## EXERCISE REQUIREMENTS
Exact reproduction is required for all entries.

(Dataset entries on figures)
◆ ◆ ◆
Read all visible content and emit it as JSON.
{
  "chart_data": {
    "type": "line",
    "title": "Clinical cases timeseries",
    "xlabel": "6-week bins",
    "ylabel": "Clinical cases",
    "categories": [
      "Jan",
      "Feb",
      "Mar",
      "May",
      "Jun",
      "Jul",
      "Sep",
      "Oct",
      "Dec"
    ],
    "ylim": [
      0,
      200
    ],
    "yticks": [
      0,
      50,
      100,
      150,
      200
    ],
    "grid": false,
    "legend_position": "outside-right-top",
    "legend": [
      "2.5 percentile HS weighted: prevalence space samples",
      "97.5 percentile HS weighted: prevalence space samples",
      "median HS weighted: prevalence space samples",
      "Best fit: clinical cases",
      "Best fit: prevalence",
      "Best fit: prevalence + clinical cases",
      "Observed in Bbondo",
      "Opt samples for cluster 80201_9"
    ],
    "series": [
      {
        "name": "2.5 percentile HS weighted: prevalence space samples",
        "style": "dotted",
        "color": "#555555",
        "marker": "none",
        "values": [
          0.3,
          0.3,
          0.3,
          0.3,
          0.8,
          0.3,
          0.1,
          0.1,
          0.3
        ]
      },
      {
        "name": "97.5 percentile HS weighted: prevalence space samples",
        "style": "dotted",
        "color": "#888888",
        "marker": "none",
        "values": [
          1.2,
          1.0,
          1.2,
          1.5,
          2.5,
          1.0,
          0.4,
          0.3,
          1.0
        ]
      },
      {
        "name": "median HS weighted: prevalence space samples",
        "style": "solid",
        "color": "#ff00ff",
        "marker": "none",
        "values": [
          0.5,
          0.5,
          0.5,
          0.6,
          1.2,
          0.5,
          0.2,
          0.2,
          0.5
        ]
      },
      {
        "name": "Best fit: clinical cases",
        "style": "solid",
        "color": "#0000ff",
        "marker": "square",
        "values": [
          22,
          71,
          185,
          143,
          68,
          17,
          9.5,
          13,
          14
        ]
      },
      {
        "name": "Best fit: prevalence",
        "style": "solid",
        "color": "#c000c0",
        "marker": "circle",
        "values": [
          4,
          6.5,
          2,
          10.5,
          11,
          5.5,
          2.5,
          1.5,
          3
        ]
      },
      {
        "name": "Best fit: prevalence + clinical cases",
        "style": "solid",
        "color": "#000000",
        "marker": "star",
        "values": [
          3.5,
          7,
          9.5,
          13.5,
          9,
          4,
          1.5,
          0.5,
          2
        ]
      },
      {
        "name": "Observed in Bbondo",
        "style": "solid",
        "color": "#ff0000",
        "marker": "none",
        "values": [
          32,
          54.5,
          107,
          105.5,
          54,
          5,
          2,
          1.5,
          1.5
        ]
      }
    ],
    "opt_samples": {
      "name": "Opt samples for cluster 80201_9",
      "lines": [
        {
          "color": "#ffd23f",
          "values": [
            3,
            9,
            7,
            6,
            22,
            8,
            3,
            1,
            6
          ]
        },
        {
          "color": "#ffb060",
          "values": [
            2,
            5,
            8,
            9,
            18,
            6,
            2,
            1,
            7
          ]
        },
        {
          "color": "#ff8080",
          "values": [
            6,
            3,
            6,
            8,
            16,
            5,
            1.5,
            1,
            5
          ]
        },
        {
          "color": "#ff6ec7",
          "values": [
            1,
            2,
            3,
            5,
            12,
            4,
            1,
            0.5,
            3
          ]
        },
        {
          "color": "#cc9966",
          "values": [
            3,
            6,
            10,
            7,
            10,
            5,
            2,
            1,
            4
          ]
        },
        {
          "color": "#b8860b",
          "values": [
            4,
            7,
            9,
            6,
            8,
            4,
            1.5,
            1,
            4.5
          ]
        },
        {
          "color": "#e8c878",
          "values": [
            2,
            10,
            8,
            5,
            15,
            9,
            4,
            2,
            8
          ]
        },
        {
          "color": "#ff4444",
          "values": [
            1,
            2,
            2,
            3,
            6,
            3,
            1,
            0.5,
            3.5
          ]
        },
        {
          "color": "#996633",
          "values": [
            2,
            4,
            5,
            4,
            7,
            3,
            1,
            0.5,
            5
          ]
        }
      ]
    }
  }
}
◆ ◆ ◆
## TASK SOLUTION
Read all visible content and emit it as JSON.
{
  "chart_data": {
    "type": "line",
    "title": "Clinical cases timeseries",
    "xlabel": "6-week bins",
    "ylabel": "Clinical cases",
    "categories": [
      "Jan",
      "Feb",
      "Mar",
      "May",
      "Jun",
      "Jul",
      "Sep",
      "Oct",
      "Dec"
    ],
    "ylim": [
      0,
      200
    ],
    "yticks": [
      0,
      50,
      100,
      150,
      200
    ],
    "grid": false,
    "legend_position": "outside-right-top",
    "legend": [
      "2.5 percentile HS weighted: prevalence space samples",
      "97.5 percentile HS weighted: prevalence space samples",
      "median HS weighted: prevalence space samples",
      "Best fit: clinical cases",
      "Best fit: prevalence",
      "Best fit: prevalence + clinical cases",
      "Observed in Bbondo",
      "Opt samples for cluster 80201_9"
    ],
    "series": [
      {
        "name": "2.5 percentile HS weighted: prevalence space samples",
        "style": "dotted",
        "color": "#555555",
        "marker": "none",
        "values": [
          0.3,
          0.3,
          0.3,
          0.3,
          0.8,
          0.3,
          0.1,
          0.1,
          0.3
        ]
      },
      {
        "name": "97.5 percentile HS weighted: prevalence space samples",
        "style": "dotted",
        "color": "#888888",
        "marker": "none",
        "values": [
          1.2,
          1.0,
          1.2,
          1.5,
          2.5,
          1.0,
          0.4,
          0.3,
          1.0
        ]
      },
      {
        "name": "median HS weighted: prevalence space samples",
        "style": "solid",
        "color": "#ff00ff",
        "marker": "none",
        "values": [
          0.5,
          0.5,
          0.5,
          0.6,
          1.2,
          0.5,
          0.2,
          0.2,
          0.5
        ]
      },
      {
        "name": "Best fit: clinical cases",
        "style": "solid",
        "color": "#0000ff",
        "marker": "square",
        "values": [
          22,
          71,
          185,
          143,
          68,
          17,
          9.5,
          13,
          14
        ]
      },
      {
        "name": "Best fit: prevalence",
        "style": "solid",
        "color": "#c000c0",
        "marker": "circle",
        "values": [
          4,
          6.5,
          2,
          10.5,
          11,
          5.5,
          2.5,
          1.5,
          3
        ]
      },
      {
        "name": "Best fit: prevalence + clinical cases",
        "style": "solid",
        "color": "#000000",
        "marker": "star",
        "values": [
          3.5,
          7,
          9.5,
          13.5,
          9,
          4,
          1.5,
          0.5,
          2
        ]
      },
      {
        "name": "Observed in Bbondo",
        "style": "solid",
        "color": "#ff0000",
        "marker": "none",
        "values": [
          32,
          54.5,
          107,
          105.5,
          54,
          5,
          2,
          1.5,
          1.5
        ]
      }
    ],
    "opt_samples": {
      "name": "Opt samples for cluster 80201_9",
      "lines": [
        {
          "color": "#ffd23f",
          "values": [
            3,
            9,
            7,
            6,
            22,
            8,
            3,
            1,
            6
          ]
        },
        {
          "color": "#ffb060",
          "values": [
            2,
            5,
            8,
            9,
            18,
            6,
            2,
            1,
            7
          ]
        },
        {
          "color": "#ff8080",
          "values": [
            6,
            3,
            6,
            8,
            16,
            5,
            1.5,
            1,
            5
          ]
        },
        {
          "color": "#ff6ec7",
          "values": [
            1,
            2,
            3,
            5,
            12,
            4,
            1,
            0.5,
            3
          ]
        },
        {
          "color": "#cc9966",
          "values": [
            3,
            6,
            10,
            7,
            10,
            5,
            2,
            1,
            4
          ]
        },
        {
          "color": "#b8860b",
          "values": [
            4,
            7,
            9,
            6,
            8,
            4,
            1.5,
            1,
            4.5
          ]
        },
        {
          "color": "#e8c878",
          "values": [
            2,
            10,
            8,
            5,
            15,
            9,
            4,
            2,
            8
          ]
        },
        {
          "color": "#ff4444",
          "values": [
            1,
            2,
            2,
            3,
            6,
            3,
            1,
            0.5,
            3.5
          ]
        },
        {
          "color": "#996633",
          "values": [
            2,
            4,
            5,
            4,
            7,
            3,
            1,
            0.5,
            5
          ]
        }
      ]
    }
  }
}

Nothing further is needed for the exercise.